# Texte d'étude

------

Quel est celui des colons du Mississipi qui ne puisse réaliser de pareils bénéfices ? Aucun, assurément, pourvu qu’il sache s’aider soi-même ; et au retour des mois d’automne, les voilà déjà mieux préparés pour tenir tête aux fièvres qui vont sévir. Ils ont, pour en repousser les attaques, nourriture substantielle, habits confortables et un bon feu. Laissez passer encore une année, et la famille sera acclimatée tout à fait.

En attendant, les deux garçons ne perdent pas leur temps : ils ont découvert un marais rempli d’un excellent bois de construction ; et comme ils ont remarqué de grands radeaux d’arbres sciés qui passaient en flottant devant leur demeure, à destination de la Nouvelle-Orléans, ils se décident à tenter le succès d’une petite entreprise. Ils achètent des scies au long, construisent eux-mêmes quelques grossiers chariots aux larges roues ; troncs après troncs sont amenés jusqu’au rivage, où bientôt est charpenté leur premier radeau qu’ils chargent de quelques cordes de bois. Lorsque la crue des eaux l’a mis à flot, ils l’attachent avec de longues lianes ou des câbles ; puis, le moment propice étant arrivé, le père et ses fils s’embarquent dessus et se laissent aller au cours du grand fleuve.

------

# Lignes répertoriées

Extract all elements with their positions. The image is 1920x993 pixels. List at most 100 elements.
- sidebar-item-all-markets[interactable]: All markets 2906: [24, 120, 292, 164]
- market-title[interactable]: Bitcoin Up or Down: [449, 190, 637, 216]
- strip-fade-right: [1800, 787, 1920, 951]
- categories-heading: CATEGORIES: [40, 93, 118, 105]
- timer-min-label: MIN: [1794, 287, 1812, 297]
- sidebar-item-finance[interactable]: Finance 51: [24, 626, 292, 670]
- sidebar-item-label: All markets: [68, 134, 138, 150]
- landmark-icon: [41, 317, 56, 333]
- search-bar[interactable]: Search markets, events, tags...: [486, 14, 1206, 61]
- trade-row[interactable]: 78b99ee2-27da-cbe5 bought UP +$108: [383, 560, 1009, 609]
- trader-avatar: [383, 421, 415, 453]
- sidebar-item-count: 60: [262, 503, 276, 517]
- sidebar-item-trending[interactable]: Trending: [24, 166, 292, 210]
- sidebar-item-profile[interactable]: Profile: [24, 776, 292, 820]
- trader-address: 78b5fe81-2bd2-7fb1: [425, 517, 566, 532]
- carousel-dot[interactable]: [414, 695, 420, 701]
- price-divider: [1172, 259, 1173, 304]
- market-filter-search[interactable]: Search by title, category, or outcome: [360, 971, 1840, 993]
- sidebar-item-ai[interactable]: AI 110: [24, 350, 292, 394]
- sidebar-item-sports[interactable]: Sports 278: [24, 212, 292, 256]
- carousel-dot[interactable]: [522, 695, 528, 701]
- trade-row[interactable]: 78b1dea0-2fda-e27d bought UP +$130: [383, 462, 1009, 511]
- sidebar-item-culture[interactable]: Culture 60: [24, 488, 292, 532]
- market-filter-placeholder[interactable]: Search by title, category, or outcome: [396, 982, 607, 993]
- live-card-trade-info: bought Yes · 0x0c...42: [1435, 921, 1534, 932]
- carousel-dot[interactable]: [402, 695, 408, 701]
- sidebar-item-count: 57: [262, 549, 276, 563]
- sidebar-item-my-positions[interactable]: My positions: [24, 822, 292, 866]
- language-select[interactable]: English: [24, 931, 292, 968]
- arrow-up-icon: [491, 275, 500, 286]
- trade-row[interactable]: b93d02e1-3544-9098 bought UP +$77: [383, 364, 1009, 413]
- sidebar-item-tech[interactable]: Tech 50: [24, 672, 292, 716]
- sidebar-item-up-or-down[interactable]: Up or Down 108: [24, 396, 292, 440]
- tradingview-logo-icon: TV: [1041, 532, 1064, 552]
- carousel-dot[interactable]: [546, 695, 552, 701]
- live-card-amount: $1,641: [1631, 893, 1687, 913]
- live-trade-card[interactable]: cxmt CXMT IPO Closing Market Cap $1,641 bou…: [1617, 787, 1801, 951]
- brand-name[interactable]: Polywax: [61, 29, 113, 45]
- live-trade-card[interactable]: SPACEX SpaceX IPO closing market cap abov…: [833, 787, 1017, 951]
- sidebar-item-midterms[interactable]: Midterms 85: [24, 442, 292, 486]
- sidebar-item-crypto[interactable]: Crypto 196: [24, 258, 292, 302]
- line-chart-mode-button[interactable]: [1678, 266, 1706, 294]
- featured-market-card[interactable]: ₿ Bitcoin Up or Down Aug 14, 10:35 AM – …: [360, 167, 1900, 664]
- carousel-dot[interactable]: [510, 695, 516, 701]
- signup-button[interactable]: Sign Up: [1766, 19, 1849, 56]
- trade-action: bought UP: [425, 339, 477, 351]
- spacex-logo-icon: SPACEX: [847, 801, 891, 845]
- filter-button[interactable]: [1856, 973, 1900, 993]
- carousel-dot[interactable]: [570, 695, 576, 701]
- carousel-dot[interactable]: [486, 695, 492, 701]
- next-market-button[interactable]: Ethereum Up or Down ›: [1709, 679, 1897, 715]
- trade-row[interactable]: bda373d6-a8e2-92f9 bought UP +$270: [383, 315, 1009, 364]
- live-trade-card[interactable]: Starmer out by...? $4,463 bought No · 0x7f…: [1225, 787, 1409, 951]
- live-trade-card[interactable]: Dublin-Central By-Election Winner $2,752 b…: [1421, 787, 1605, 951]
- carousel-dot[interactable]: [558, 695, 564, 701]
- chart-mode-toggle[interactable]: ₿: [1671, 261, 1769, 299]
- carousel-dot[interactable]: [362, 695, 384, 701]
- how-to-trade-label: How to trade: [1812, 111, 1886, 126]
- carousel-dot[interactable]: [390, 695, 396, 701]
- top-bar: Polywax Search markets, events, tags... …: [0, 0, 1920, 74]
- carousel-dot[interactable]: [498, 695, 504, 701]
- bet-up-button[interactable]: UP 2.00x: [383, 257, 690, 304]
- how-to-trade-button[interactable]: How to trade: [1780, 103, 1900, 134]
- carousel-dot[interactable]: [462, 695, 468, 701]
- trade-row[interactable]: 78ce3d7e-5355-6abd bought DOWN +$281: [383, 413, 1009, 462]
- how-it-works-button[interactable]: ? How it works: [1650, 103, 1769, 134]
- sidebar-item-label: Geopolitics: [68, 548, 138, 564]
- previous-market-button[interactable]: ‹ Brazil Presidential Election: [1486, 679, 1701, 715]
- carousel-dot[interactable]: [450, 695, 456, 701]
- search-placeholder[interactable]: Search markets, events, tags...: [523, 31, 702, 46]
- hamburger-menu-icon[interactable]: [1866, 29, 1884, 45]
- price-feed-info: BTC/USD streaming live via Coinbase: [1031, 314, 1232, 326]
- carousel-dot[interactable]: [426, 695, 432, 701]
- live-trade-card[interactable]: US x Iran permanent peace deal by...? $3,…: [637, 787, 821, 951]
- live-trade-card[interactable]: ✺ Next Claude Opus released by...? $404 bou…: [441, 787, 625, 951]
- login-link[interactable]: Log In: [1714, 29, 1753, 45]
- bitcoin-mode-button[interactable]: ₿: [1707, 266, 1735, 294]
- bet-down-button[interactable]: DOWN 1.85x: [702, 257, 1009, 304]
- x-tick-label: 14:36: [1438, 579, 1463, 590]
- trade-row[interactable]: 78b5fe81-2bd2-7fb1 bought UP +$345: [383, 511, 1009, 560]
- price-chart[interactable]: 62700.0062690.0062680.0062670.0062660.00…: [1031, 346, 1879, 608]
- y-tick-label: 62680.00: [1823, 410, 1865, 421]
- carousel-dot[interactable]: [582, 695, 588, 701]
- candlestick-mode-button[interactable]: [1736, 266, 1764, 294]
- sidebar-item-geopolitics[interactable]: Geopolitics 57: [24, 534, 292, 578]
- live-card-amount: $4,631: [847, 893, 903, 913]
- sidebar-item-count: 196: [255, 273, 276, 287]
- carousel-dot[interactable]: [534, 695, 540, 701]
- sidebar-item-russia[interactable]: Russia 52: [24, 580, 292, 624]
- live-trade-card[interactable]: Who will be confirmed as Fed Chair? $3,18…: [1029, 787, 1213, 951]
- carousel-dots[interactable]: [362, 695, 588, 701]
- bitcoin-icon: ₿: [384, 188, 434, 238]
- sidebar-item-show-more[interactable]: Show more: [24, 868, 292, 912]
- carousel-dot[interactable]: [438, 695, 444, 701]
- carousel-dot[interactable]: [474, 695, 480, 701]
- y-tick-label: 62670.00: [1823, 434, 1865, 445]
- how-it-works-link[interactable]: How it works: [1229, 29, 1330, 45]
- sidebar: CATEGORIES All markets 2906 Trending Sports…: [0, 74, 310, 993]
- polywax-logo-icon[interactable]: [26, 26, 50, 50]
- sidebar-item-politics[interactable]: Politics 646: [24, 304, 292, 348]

------

# Exercices à faire
a – Dans le texte d'étude, qu'ont découvert les deux garçons ?
b – Résumez le texte d'étude en deux phrases.
Les lignes constituent un matériau à part, indépendant du texte d'étude.

# Solutions dans l'ordre
a – Un marais rempli d'un excellent bois de construction.

b – Les colons du Mississipi qui savent s'aider eux-mêmes peuvent réaliser des bénéfices et abordent l'automne mieux préparés contre les fièvres, grâce à une nourriture substantielle, des habits confortables et un bon feu. Les deux garçons, ayant découvert un marais riche en bois de construction, bâtissent un radeau qu'ils chargent de bois, puis, une fois la crue venue, ils s'embarquent dessus avec leur père pour descendre le fleuve.